## START

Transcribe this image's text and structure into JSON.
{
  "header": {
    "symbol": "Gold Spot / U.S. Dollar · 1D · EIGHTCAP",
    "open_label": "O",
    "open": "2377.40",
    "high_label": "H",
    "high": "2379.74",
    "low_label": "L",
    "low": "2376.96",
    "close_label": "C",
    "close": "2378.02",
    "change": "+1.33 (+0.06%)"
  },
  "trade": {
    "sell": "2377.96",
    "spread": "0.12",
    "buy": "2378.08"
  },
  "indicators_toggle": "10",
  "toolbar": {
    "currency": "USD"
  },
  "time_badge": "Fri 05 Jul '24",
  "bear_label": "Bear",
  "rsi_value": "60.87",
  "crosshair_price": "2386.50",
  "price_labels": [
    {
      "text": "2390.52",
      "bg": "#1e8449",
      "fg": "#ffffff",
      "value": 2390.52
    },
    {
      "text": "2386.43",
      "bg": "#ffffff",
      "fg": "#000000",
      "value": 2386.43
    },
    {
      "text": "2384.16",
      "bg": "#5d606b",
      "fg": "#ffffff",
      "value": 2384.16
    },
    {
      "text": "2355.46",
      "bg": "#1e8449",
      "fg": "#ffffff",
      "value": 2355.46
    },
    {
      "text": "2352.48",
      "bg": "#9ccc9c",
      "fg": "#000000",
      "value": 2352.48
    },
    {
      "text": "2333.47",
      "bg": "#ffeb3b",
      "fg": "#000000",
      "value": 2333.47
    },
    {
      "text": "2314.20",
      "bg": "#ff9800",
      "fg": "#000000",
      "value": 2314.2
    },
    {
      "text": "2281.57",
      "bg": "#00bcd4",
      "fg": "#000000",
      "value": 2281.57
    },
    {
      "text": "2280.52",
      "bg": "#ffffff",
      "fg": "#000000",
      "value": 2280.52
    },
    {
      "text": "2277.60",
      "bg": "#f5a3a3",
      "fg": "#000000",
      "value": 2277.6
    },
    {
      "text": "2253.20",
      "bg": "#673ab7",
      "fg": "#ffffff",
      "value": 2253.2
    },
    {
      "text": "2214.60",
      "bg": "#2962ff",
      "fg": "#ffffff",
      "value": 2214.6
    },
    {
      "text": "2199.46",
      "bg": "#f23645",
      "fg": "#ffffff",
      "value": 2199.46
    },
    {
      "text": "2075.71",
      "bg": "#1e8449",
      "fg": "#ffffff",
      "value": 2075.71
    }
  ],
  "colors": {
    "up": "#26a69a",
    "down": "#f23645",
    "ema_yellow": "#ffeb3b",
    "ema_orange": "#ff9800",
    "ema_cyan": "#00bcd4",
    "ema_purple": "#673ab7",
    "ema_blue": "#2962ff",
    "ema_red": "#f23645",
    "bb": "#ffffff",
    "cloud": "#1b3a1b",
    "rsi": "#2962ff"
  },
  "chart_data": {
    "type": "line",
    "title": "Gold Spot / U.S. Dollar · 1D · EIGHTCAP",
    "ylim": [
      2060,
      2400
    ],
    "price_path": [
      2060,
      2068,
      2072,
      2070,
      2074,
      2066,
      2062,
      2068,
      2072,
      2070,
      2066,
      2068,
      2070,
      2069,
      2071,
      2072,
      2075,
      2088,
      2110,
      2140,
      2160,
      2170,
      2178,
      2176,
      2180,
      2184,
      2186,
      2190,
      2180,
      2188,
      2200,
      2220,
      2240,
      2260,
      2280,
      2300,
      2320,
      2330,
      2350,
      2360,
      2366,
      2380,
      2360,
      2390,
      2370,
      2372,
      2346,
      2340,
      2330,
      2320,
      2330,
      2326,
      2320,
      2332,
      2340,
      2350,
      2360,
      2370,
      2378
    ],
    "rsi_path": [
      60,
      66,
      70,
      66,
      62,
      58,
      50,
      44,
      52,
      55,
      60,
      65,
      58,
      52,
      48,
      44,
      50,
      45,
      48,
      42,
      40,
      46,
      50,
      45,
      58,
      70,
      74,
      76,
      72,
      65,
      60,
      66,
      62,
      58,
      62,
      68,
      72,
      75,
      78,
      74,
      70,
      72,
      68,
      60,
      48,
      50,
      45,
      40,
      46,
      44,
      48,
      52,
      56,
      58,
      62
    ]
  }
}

## END

Please reproduce the entire listing, exactly as shown.

Transcribe this image's text and structure into JSON.
{
  "header": {
    "symbol": "Gold Spot / U.S. Dollar · 1D · EIGHTCAP",
    "open_label": "O",
    "open": "2377.40",
    "high_label": "H",
    "high": "2379.74",
    "low_label": "L",
    "low": "2376.96",
    "close_label": "C",
    "close": "2378.02",
    "change": "+1.33 (+0.06%)"
  },
  "trade": {
    "sell": "2377.96",
    "spread": "0.12",
    "buy": "2378.08"
  },
  "indicators_toggle": "10",
  "toolbar": {
    "currency": "USD"
  },
  "time_badge": "Fri 05 Jul '24",
  "bear_label": "Bear",
  "rsi_value": "60.87",
  "crosshair_price": "2386.50",
  "price_labels": [
    {
      "text": "2390.52",
      "bg": "#1e8449",
      "fg": "#ffffff",
      "value": 2390.52
    },
    {
      "text": "2386.43",
      "bg": "#ffffff",
      "fg": "#000000",
      "value": 2386.43
    },
    {
      "text": "2384.16",
      "bg": "#5d606b",
      "fg": "#ffffff",
      "value": 2384.16
    },
    {
      "text": "2355.46",
      "bg": "#1e8449",
      "fg": "#ffffff",
      "value": 2355.46
    },
    {
      "text": "2352.48",
      "bg": "#9ccc9c",
      "fg": "#000000",
      "value": 2352.48
    },
    {
      "text": "2333.47",
      "bg": "#ffeb3b",
      "fg": "#000000",
      "value": 2333.47
    },
    {
      "text": "2314.20",
      "bg": "#ff9800",
      "fg": "#000000",
      "value": 2314.2
    },
    {
      "text": "2281.57",
      "bg": "#00bcd4",
      "fg": "#000000",
      "value": 2281.57
    },
    {
      "text": "2280.52",
      "bg": "#ffffff",
      "fg": "#000000",
      "value": 2280.52
    },
    {
      "text": "2277.60",
      "bg": "#f5a3a3",
      "fg": "#000000",
      "value": 2277.6
    },
    {
      "text": "2253.20",
      "bg": "#673ab7",
      "fg": "#ffffff",
      "value": 2253.2
    },
    {
      "text": "2214.60",
      "bg": "#2962ff",
      "fg": "#ffffff",
      "value": 2214.6
    },
    {
      "text": "2199.46",
      "bg": "#f23645",
      "fg": "#ffffff",
      "value": 2199.46
    },
    {
      "text": "2075.71",
      "bg": "#1e8449",
      "fg": "#ffffff",
      "value": 2075.71
    }
  ],
  "colors": {
    "up": "#26a69a",
    "down": "#f23645",
    "ema_yellow": "#ffeb3b",
    "ema_orange": "#ff9800",
    "ema_cyan": "#00bcd4",
    "ema_purple": "#673ab7",
    "ema_blue": "#2962ff",
    "ema_red": "#f23645",
    "bb": "#ffffff",
    "cloud": "#1b3a1b",
    "rsi": "#2962ff"
  },
  "chart_data": {
    "type": "line",
    "title": "Gold Spot / U.S. Dollar · 1D · EIGHTCAP",
    "ylim": [
      2060,
      2400
    ],
    "price_path": [
      2060,
      2068,
      2072,
      2070,
      2074,
      2066,
      2062,
      2068,
      2072,
      2070,
      2066,
      2068,
      2070,
      2069,
      2071,
      2072,
      2075,
      2088,
      2110,
      2140,
      2160,
      2170,
      2178,
      2176,
      2180,
      2184,
      2186,
      2190,
      2180,
      2188,
      2200,
      2220,
      2240,
      2260,
      2280,
      2300,
      2320,
      2330,
      2350,
      2360,
      2366,
      2380,
      2360,
      2390,
      2370,
      2372,
      2346,
      2340,
      2330,
      2320,
      2330,
      2326,
      2320,
      2332,
      2340,
      2350,
      2360,
      2370,
      2378
    ],
    "rsi_path": [
      60,
      66,
      70,
      66,
      62,
      58,
      50,
      44,
      52,
      55,
      60,
      65,
      58,
      52,
      48,
      44,
      50,
      45,
      48,
      42,
      40,
      46,
      50,
      45,
      58,
      70,
      74,
      76,
      72,
      65,
      60,
      66,
      62,
      58,
      62,
      68,
      72,
      75,
      78,
      74,
      70,
      72,
      68,
      60,
      48,
      50,
      45,
      40,
      46,
      44,
      48,
      52,
      56,
      58,
      62
    ]
  }
}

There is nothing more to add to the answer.